[Begin Given records]

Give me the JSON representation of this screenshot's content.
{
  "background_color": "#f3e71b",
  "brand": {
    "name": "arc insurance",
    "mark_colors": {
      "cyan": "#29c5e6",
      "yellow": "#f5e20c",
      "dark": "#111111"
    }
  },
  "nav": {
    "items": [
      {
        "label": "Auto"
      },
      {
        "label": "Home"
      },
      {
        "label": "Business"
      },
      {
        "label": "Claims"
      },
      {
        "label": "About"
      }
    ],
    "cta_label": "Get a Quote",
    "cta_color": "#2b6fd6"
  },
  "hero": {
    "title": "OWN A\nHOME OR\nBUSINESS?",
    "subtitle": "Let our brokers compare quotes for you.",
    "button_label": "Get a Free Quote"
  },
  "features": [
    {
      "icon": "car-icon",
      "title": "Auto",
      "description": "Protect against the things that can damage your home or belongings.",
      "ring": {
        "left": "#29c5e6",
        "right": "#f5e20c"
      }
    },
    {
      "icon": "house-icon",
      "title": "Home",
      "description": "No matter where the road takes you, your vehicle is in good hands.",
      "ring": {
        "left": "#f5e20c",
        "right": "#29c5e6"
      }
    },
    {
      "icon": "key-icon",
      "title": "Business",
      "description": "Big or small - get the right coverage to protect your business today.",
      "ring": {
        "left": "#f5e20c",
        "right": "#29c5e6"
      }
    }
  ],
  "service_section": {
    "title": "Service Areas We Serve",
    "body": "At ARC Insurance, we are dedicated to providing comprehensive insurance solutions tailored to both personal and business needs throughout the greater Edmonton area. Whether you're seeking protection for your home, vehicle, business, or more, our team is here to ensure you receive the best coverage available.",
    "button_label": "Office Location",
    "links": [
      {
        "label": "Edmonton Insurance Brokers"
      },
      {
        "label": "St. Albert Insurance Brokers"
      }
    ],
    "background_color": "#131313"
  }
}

[End Given records]

-- Task --
Locate the word "your" in the records and collect each line it appears in.

-- Reply to the exercise --
      "description": "Protect against the things that can damage your home or belongings.",
      "description": "No matter where the road takes you, your vehicle is in good hands.",
      "description": "Big or small - get the right coverage to protect your business today.",
    "body": "At ARC Insurance, we are dedicated to providing comprehensive insurance solutions tailored to both personal and business needs throughout the greater Edmonton area. Whether you're seeking protection for your home, vehicle, business, or more, our team is here to ensure you receive the best coverage available.",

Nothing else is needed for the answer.